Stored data

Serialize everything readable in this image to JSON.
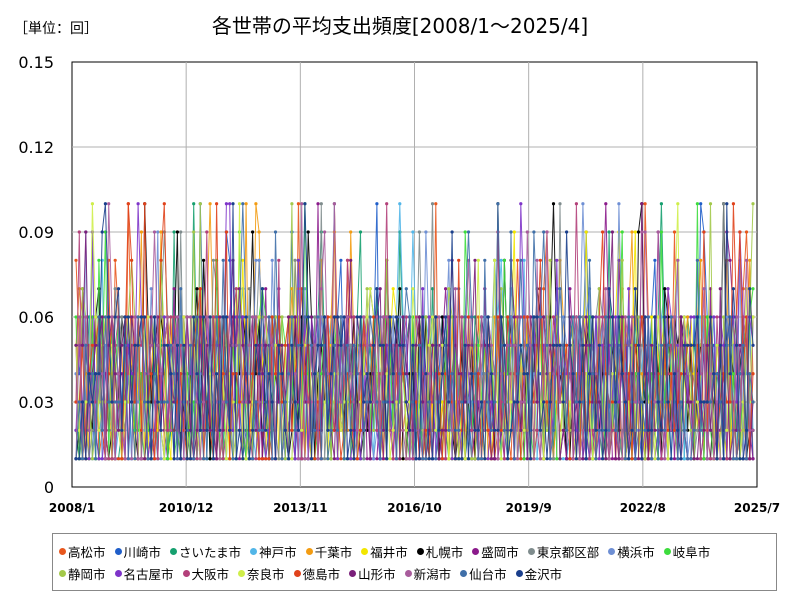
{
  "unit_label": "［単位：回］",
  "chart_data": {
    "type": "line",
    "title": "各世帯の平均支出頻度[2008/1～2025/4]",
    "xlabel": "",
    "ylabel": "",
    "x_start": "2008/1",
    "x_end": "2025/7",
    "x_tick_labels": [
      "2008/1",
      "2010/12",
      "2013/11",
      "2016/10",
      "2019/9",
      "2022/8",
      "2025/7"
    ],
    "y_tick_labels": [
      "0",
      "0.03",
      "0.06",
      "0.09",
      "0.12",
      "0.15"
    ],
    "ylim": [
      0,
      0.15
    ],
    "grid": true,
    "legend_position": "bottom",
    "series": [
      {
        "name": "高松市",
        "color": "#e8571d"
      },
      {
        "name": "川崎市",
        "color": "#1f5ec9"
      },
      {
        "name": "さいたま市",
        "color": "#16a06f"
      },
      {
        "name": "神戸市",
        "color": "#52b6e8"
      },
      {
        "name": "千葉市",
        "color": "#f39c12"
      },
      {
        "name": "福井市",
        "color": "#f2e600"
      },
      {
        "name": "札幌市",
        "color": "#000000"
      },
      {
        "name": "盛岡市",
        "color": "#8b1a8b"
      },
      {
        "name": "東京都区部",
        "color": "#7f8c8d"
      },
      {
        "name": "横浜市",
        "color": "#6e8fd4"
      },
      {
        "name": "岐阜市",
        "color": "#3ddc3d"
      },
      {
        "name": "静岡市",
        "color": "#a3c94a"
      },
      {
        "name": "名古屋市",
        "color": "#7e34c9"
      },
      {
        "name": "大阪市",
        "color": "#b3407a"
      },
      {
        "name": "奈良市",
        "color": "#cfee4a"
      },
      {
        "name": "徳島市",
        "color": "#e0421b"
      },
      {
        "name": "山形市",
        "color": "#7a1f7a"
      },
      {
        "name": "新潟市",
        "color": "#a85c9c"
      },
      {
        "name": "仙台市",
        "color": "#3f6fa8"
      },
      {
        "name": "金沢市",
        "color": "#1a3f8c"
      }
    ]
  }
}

◆ **GIVEN PROBLEM**: Without the pictures, restate each entry exactly.

◆ **SOLUTION TO THE PROBLEM**:
Serialize everything readable in this image to JSON.
{
  "unit_label": "［単位：回］",
  "chart_data": {
    "type": "line",
    "title": "各世帯の平均支出頻度[2008/1～2025/4]",
    "xlabel": "",
    "ylabel": "",
    "x_start": "2008/1",
    "x_end": "2025/7",
    "x_tick_labels": [
      "2008/1",
      "2010/12",
      "2013/11",
      "2016/10",
      "2019/9",
      "2022/8",
      "2025/7"
    ],
    "y_tick_labels": [
      "0",
      "0.03",
      "0.06",
      "0.09",
      "0.12",
      "0.15"
    ],
    "ylim": [
      0,
      0.15
    ],
    "grid": true,
    "legend_position": "bottom",
    "series": [
      {
        "name": "高松市",
        "color": "#e8571d"
      },
      {
        "name": "川崎市",
        "color": "#1f5ec9"
      },
      {
        "name": "さいたま市",
        "color": "#16a06f"
      },
      {
        "name": "神戸市",
        "color": "#52b6e8"
      },
      {
        "name": "千葉市",
        "color": "#f39c12"
      },
      {
        "name": "福井市",
        "color": "#f2e600"
      },
      {
        "name": "札幌市",
        "color": "#000000"
      },
      {
        "name": "盛岡市",
        "color": "#8b1a8b"
      },
      {
        "name": "東京都区部",
        "color": "#7f8c8d"
      },
      {
        "name": "横浜市",
        "color": "#6e8fd4"
      },
      {
        "name": "岐阜市",
        "color": "#3ddc3d"
      },
      {
        "name": "静岡市",
        "color": "#a3c94a"
      },
      {
        "name": "名古屋市",
        "color": "#7e34c9"
      },
      {
        "name": "大阪市",
        "color": "#b3407a"
      },
      {
        "name": "奈良市",
        "color": "#cfee4a"
      },
      {
        "name": "徳島市",
        "color": "#e0421b"
      },
      {
        "name": "山形市",
        "color": "#7a1f7a"
      },
      {
        "name": "新潟市",
        "color": "#a85c9c"
      },
      {
        "name": "仙台市",
        "color": "#3f6fa8"
      },
      {
        "name": "金沢市",
        "color": "#1a3f8c"
      }
    ]
  }
}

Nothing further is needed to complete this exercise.